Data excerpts
++++++++++++++++++++

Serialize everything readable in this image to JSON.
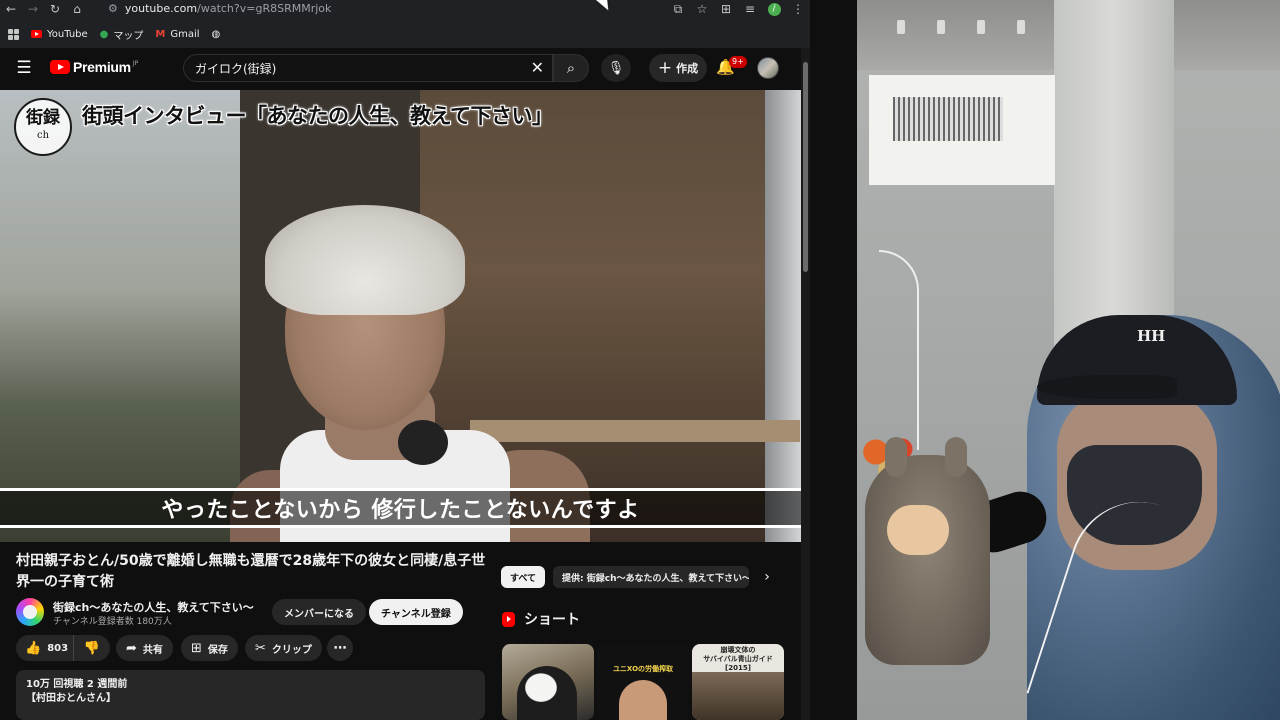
{
  "browser": {
    "url_host": "youtube.com",
    "url_path": "/watch?v=gR8SRMMrjok",
    "bookmarks": [
      {
        "label": "YouTube"
      },
      {
        "label": "マップ"
      },
      {
        "label": "Gmail"
      }
    ],
    "profile_initial": "/"
  },
  "yt_header": {
    "logo_text": "Premium",
    "logo_region": "JP",
    "search_value": "ガイロク(街録)",
    "create_label": "作成",
    "notification_badge": "9+"
  },
  "player": {
    "channel_logo_main": "街録",
    "channel_logo_sub": "ch",
    "overlay_title": "街頭インタビュー「あなたの人生、教えて下さい」",
    "subtitle": "やったことないから 修行したことないんですよ"
  },
  "video": {
    "title": "村田親子おとん/50歳で離婚し無職も還暦で28歳年下の彼女と同棲/息子世界一の子育て術",
    "channel_name": "街録ch〜あなたの人生、教えて下さい〜",
    "channel_subs": "チャンネル登録者数 180万人",
    "member_label": "メンバーになる",
    "subscribe_label": "チャンネル登録",
    "like_count": "803",
    "share_label": "共有",
    "save_label": "保存",
    "clip_label": "クリップ",
    "description_line1": "10万 回視聴  2 週間前",
    "description_line2": "【村田おとんさん】"
  },
  "related": {
    "chip_all": "すべて",
    "chip_provided": "提供: 街録ch〜あなたの人生、教えて下さい〜",
    "shorts_label": "ショート",
    "shorts": [
      {
        "caption": ""
      },
      {
        "caption": "ユニXOの労働搾取"
      },
      {
        "caption": "崩壊文体の\nサバイバル青山ガイド\n[2015]"
      }
    ]
  },
  "webcam": {
    "cap_logo": "HH"
  },
  "colors": {
    "yt_red": "#ff0000",
    "background": "#0f0f0f",
    "chip_bg": "#272727",
    "text_primary": "#f1f1f1",
    "text_secondary": "#aaaaaa"
  }
}
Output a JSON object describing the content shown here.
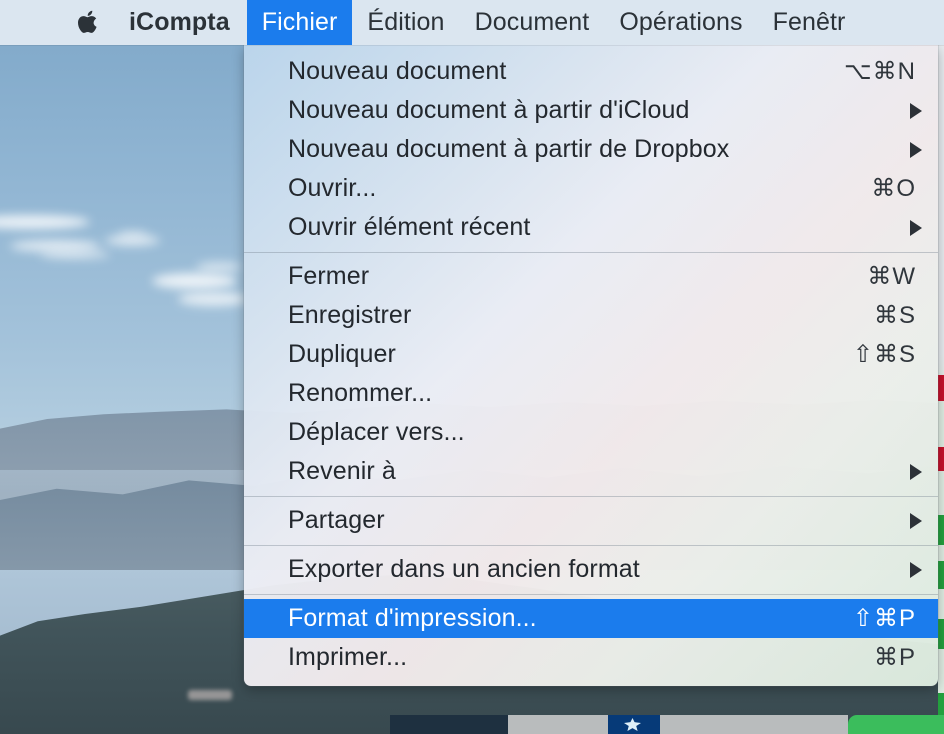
{
  "menubar": {
    "apple_icon": "apple-logo-icon",
    "items": [
      {
        "label": "iCompta",
        "name": "app-name",
        "bold": true,
        "active": false
      },
      {
        "label": "Fichier",
        "name": "menu-fichier",
        "bold": false,
        "active": true
      },
      {
        "label": "Édition",
        "name": "menu-edition",
        "bold": false,
        "active": false
      },
      {
        "label": "Document",
        "name": "menu-document",
        "bold": false,
        "active": false
      },
      {
        "label": "Opérations",
        "name": "menu-operations",
        "bold": false,
        "active": false
      },
      {
        "label": "Fenêtr",
        "name": "menu-fenetre",
        "bold": false,
        "active": false
      }
    ]
  },
  "menu_panel": {
    "title": "Fichier",
    "groups": [
      {
        "items": [
          {
            "label": "Nouveau document",
            "shortcut": "⌥⌘N",
            "submenu": false,
            "selected": false
          },
          {
            "label": "Nouveau document à partir d'iCloud",
            "shortcut": "",
            "submenu": true,
            "selected": false
          },
          {
            "label": "Nouveau document à partir de Dropbox",
            "shortcut": "",
            "submenu": true,
            "selected": false
          },
          {
            "label": "Ouvrir...",
            "shortcut": "⌘O",
            "submenu": false,
            "selected": false
          },
          {
            "label": "Ouvrir élément récent",
            "shortcut": "",
            "submenu": true,
            "selected": false
          }
        ]
      },
      {
        "items": [
          {
            "label": "Fermer",
            "shortcut": "⌘W",
            "submenu": false,
            "selected": false
          },
          {
            "label": "Enregistrer",
            "shortcut": "⌘S",
            "submenu": false,
            "selected": false
          },
          {
            "label": "Dupliquer",
            "shortcut": "⇧⌘S",
            "submenu": false,
            "selected": false
          },
          {
            "label": "Renommer...",
            "shortcut": "",
            "submenu": false,
            "selected": false
          },
          {
            "label": "Déplacer vers...",
            "shortcut": "",
            "submenu": false,
            "selected": false
          },
          {
            "label": "Revenir à",
            "shortcut": "",
            "submenu": true,
            "selected": false
          }
        ]
      },
      {
        "items": [
          {
            "label": "Partager",
            "shortcut": "",
            "submenu": true,
            "selected": false
          }
        ]
      },
      {
        "items": [
          {
            "label": "Exporter dans un ancien format",
            "shortcut": "",
            "submenu": true,
            "selected": false
          }
        ]
      },
      {
        "items": [
          {
            "label": "Format d'impression...",
            "shortcut": "⇧⌘P",
            "submenu": false,
            "selected": true
          },
          {
            "label": "Imprimer...",
            "shortcut": "⌘P",
            "submenu": false,
            "selected": false
          }
        ]
      }
    ]
  },
  "colors": {
    "menubar_bg": "#dbe6f0",
    "highlight_blue": "#1b7ced",
    "highlight_text": "#ffffff",
    "menu_text": "#23282e",
    "separator": "#78848f",
    "badge_red": "#c5112b",
    "badge_green": "#23a03e",
    "dock_green": "#3bbd5c"
  },
  "desktop": {
    "wallpaper": "mountain-sky-landscape"
  }
}
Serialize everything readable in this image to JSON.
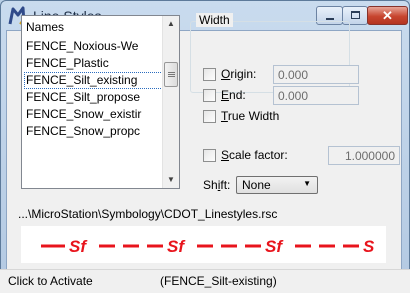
{
  "window": {
    "title": "Line Styles",
    "icon": "line-styles-app-icon",
    "buttons": [
      "minimize",
      "maximize",
      "close"
    ]
  },
  "names_list": {
    "header": "Names",
    "items": [
      "FENCE_Noxious-We",
      "FENCE_Plastic",
      "FENCE_Silt_existing",
      "FENCE_Silt_propose",
      "FENCE_Snow_existir",
      "FENCE_Snow_propc"
    ],
    "selected": "FENCE_Silt_existing"
  },
  "width_group": {
    "label": "Width",
    "origin": {
      "label": "Origin:",
      "mnemonic": "O",
      "rest": "rigin:",
      "value": "0.000"
    },
    "end": {
      "label": "End:",
      "mnemonic": "E",
      "rest": "nd:",
      "value": "0.000"
    },
    "true_width": {
      "label": "True Width",
      "mnemonic": "T",
      "rest": "rue Width"
    }
  },
  "scale_factor": {
    "label": "Scale factor:",
    "mnemonic": "S",
    "rest": "cale factor:",
    "value": "1.000000"
  },
  "shift": {
    "label": "Shift:",
    "pre": "Sh",
    "mnemonic": "i",
    "rest": "ft:",
    "value": "None"
  },
  "file_path": "...\\MicroStation\\Symbology\\CDOT_Linestyles.rsc",
  "preview": {
    "line_color": "#e8141c",
    "symbol": "Sf",
    "end_symbol": "S"
  },
  "status": {
    "left": "Click to Activate",
    "right": "(FENCE_Silt-existing)"
  }
}
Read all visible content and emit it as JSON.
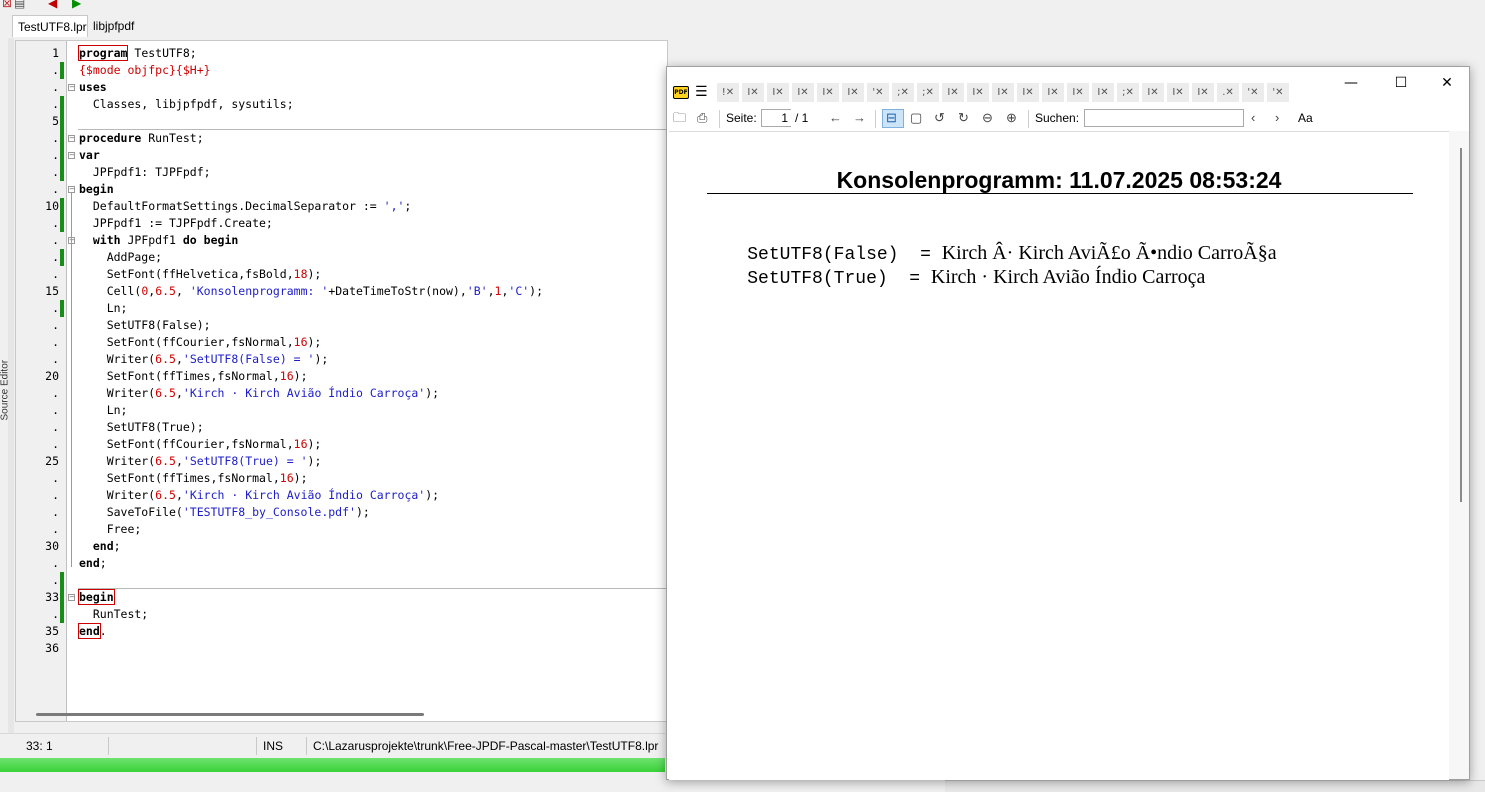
{
  "ide": {
    "tabs": [
      "TestUTF8.lpr",
      "libjpfpdf"
    ],
    "side_panel_label": "Source Editor",
    "line_numbers": [
      "1",
      ".",
      ".",
      ".",
      "5",
      ".",
      ".",
      ".",
      ".",
      "10",
      ".",
      ".",
      ".",
      ".",
      "15",
      ".",
      ".",
      ".",
      ".",
      "20",
      ".",
      ".",
      ".",
      ".",
      "25",
      ".",
      ".",
      ".",
      ".",
      "30",
      ".",
      ".",
      "33",
      ".",
      "35",
      "36"
    ],
    "code_lines": [
      "program TestUTF8;",
      "{$mode objfpc}{$H+}",
      "uses",
      "  Classes, libjpfpdf, sysutils;",
      "",
      "procedure RunTest;",
      "var",
      "  JPFpdf1: TJPFpdf;",
      "begin",
      "  DefaultFormatSettings.DecimalSeparator := ',';",
      "  JPFpdf1 := TJPFpdf.Create;",
      "  with JPFpdf1 do begin",
      "    AddPage;",
      "    SetFont(ffHelvetica,fsBold,18);",
      "    Cell(0,6.5, 'Konsolenprogramm: '+DateTimeToStr(now),'B',1,'C');",
      "    Ln;",
      "    SetUTF8(False);",
      "    SetFont(ffCourier,fsNormal,16);",
      "    Writer(6.5,'SetUTF8(False) = ');",
      "    SetFont(ffTimes,fsNormal,16);",
      "    Writer(6.5,'Kirch · Kirch Avião Índio Carroça');",
      "    Ln;",
      "    SetUTF8(True);",
      "    SetFont(ffCourier,fsNormal,16);",
      "    Writer(6.5,'SetUTF8(True) = ');",
      "    SetFont(ffTimes,fsNormal,16);",
      "    Writer(6.5,'Kirch · Kirch Avião Índio Carroça');",
      "    SaveToFile('TESTUTF8_by_Console.pdf');",
      "    Free;",
      "  end;",
      "end;",
      "",
      "begin",
      "  RunTest;",
      "end.",
      ""
    ],
    "status": {
      "cursor": "33: 1",
      "mode": "INS",
      "path": "C:\\Lazarusprojekte\\trunk\\Free-JPDF-Pascal-master\\TestUTF8.lpr"
    }
  },
  "viewer": {
    "window_controls": {
      "minimize": "—",
      "maximize": "☐",
      "close": "✕"
    },
    "tab_glyphs": [
      "!✕",
      "I✕",
      "I✕",
      "I✕",
      "I✕",
      "I✕",
      "'✕",
      ";✕",
      ";✕",
      "I✕",
      "I✕",
      "I✕",
      "I✕",
      "I✕",
      "I✕",
      "I✕",
      ";✕",
      "I✕",
      "I✕",
      "I✕",
      ".✕",
      "'✕",
      "'✕"
    ],
    "toolbar": {
      "page_label": "Seite:",
      "page_current": "1",
      "page_total": "/ 1",
      "search_label": "Suchen:",
      "match_case": "Aa"
    },
    "document": {
      "heading": "Konsolenprogramm: 11.07.2025 08:53:24",
      "line1_mono": "SetUTF8(False)  = ",
      "line1_serif": "Kirch Â· Kirch AviÃ£o Ã•ndio CarroÃ§a",
      "line2_mono": "SetUTF8(True)  = ",
      "line2_serif": "Kirch · Kirch Avião Índio Carroça"
    }
  }
}
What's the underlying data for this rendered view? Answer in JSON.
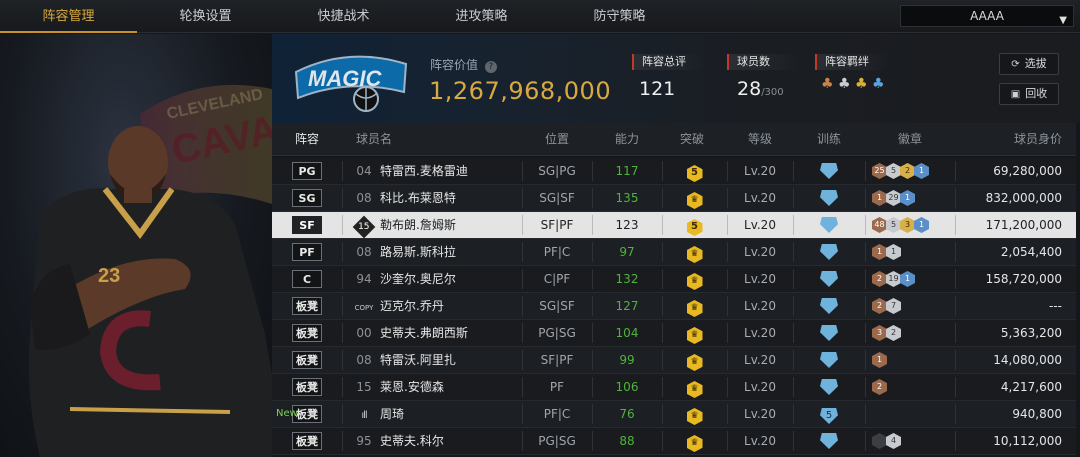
{
  "nav": {
    "tabs": [
      {
        "label": "阵容管理",
        "active": true
      },
      {
        "label": "轮换设置",
        "active": false
      },
      {
        "label": "快捷战术",
        "active": false
      },
      {
        "label": "进攻策略",
        "active": false
      },
      {
        "label": "防守策略",
        "active": false
      }
    ],
    "account": "AAAA"
  },
  "team": {
    "logo_text": "MAGIC",
    "value_label": "阵容价值",
    "value": "1,267,968,000",
    "stats": [
      {
        "label": "阵容总评",
        "value": "121",
        "sub": ""
      },
      {
        "label": "球员数",
        "value": "28",
        "sub": "/300"
      },
      {
        "label": "阵容羁绊",
        "value": "",
        "sub": ""
      }
    ],
    "buttons": {
      "select": "选拔",
      "recycle": "回收"
    }
  },
  "featured_player": {
    "jersey_number": "23",
    "background_text": "CLEVELAND CAVALIERS"
  },
  "columns": [
    "阵容",
    "球员名",
    "位置",
    "能力",
    "突破",
    "等级",
    "训练",
    "徽章",
    "球员身价"
  ],
  "rows": [
    {
      "slot": "PG",
      "num": "04",
      "name": "特雷西.麦格雷迪",
      "pos": "SG|PG",
      "ability": "117",
      "breakthrough": "5",
      "level": "Lv.20",
      "training": "",
      "badges": [
        {
          "t": "bronze",
          "v": "25"
        },
        {
          "t": "silver",
          "v": "5"
        },
        {
          "t": "gold",
          "v": "2"
        },
        {
          "t": "blue",
          "v": "1"
        }
      ],
      "price": "69,280,000"
    },
    {
      "slot": "SG",
      "num": "08",
      "name": "科比.布莱恩特",
      "pos": "SG|SF",
      "ability": "135",
      "breakthrough": "♛",
      "level": "Lv.20",
      "training": "",
      "badges": [
        {
          "t": "bronze",
          "v": "1"
        },
        {
          "t": "silver",
          "v": "29"
        },
        {
          "t": "blue",
          "v": "1"
        }
      ],
      "price": "832,000,000"
    },
    {
      "slot": "SF",
      "num": "15",
      "name": "勒布朗.詹姆斯",
      "pos": "SF|PF",
      "ability": "123",
      "breakthrough": "5",
      "level": "Lv.20",
      "training": "",
      "badges": [
        {
          "t": "bronze",
          "v": "48"
        },
        {
          "t": "silver",
          "v": "5"
        },
        {
          "t": "gold",
          "v": "3"
        },
        {
          "t": "blue",
          "v": "1"
        }
      ],
      "price": "171,200,000",
      "selected": true
    },
    {
      "slot": "PF",
      "num": "08",
      "name": "路易斯.斯科拉",
      "pos": "PF|C",
      "ability": "97",
      "breakthrough": "♛",
      "level": "Lv.20",
      "training": "",
      "badges": [
        {
          "t": "bronze",
          "v": "1"
        },
        {
          "t": "silver",
          "v": "1"
        }
      ],
      "price": "2,054,400"
    },
    {
      "slot": "C",
      "num": "94",
      "name": "沙奎尔.奥尼尔",
      "pos": "C|PF",
      "ability": "132",
      "breakthrough": "♛",
      "level": "Lv.20",
      "training": "",
      "badges": [
        {
          "t": "bronze",
          "v": "2"
        },
        {
          "t": "silver",
          "v": "19"
        },
        {
          "t": "blue",
          "v": "1"
        }
      ],
      "price": "158,720,000"
    },
    {
      "slot": "板凳",
      "num": "COPY",
      "name": "迈克尔.乔丹",
      "pos": "SG|SF",
      "ability": "127",
      "breakthrough": "♛",
      "level": "Lv.20",
      "training": "",
      "badges": [
        {
          "t": "bronze",
          "v": "2"
        },
        {
          "t": "silver",
          "v": "7"
        }
      ],
      "price": "---"
    },
    {
      "slot": "板凳",
      "num": "00",
      "name": "史蒂夫.弗朗西斯",
      "pos": "PG|SG",
      "ability": "104",
      "breakthrough": "♛",
      "level": "Lv.20",
      "training": "",
      "badges": [
        {
          "t": "bronze",
          "v": "3"
        },
        {
          "t": "silver",
          "v": "2"
        }
      ],
      "price": "5,363,200"
    },
    {
      "slot": "板凳",
      "num": "08",
      "name": "特雷沃.阿里扎",
      "pos": "SF|PF",
      "ability": "99",
      "breakthrough": "♛",
      "level": "Lv.20",
      "training": "",
      "badges": [
        {
          "t": "bronze",
          "v": "1"
        }
      ],
      "price": "14,080,000"
    },
    {
      "slot": "板凳",
      "num": "15",
      "name": "莱恩.安德森",
      "pos": "PF",
      "ability": "106",
      "breakthrough": "♛",
      "level": "Lv.20",
      "training": "",
      "badges": [
        {
          "t": "bronze",
          "v": "2"
        }
      ],
      "price": "4,217,600"
    },
    {
      "slot": "板凳",
      "num": "ıll",
      "name": "周琦",
      "pos": "PF|C",
      "ability": "76",
      "breakthrough": "♛",
      "level": "Lv.20",
      "training": "5",
      "badges": [],
      "price": "940,800",
      "new": "New"
    },
    {
      "slot": "板凳",
      "num": "95",
      "name": "史蒂夫.科尔",
      "pos": "PG|SG",
      "ability": "88",
      "breakthrough": "♛",
      "level": "Lv.20",
      "training": "",
      "badges": [
        {
          "t": "dark",
          "v": ""
        },
        {
          "t": "silver",
          "v": "4"
        }
      ],
      "price": "10,112,000"
    }
  ],
  "colors": {
    "accent": "#c8922a",
    "gold_value": "#d9a93f",
    "ability_green": "#4fb43b",
    "selected_row": "#e4e4e4",
    "stat_marker": "#c0392b"
  }
}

++++++++++++++++++++

## [STATED GOAL]
Copy out every line of the data that includes "Konsolenprogramm".

## [RIGHT ANSWER]
      "    Cell(0,6.5, 'Konsolenprogramm: '+DateTimeToStr(now),'B',1,'C');",
      "heading": "Konsolenprogramm: 11.07.2025 08:53:24",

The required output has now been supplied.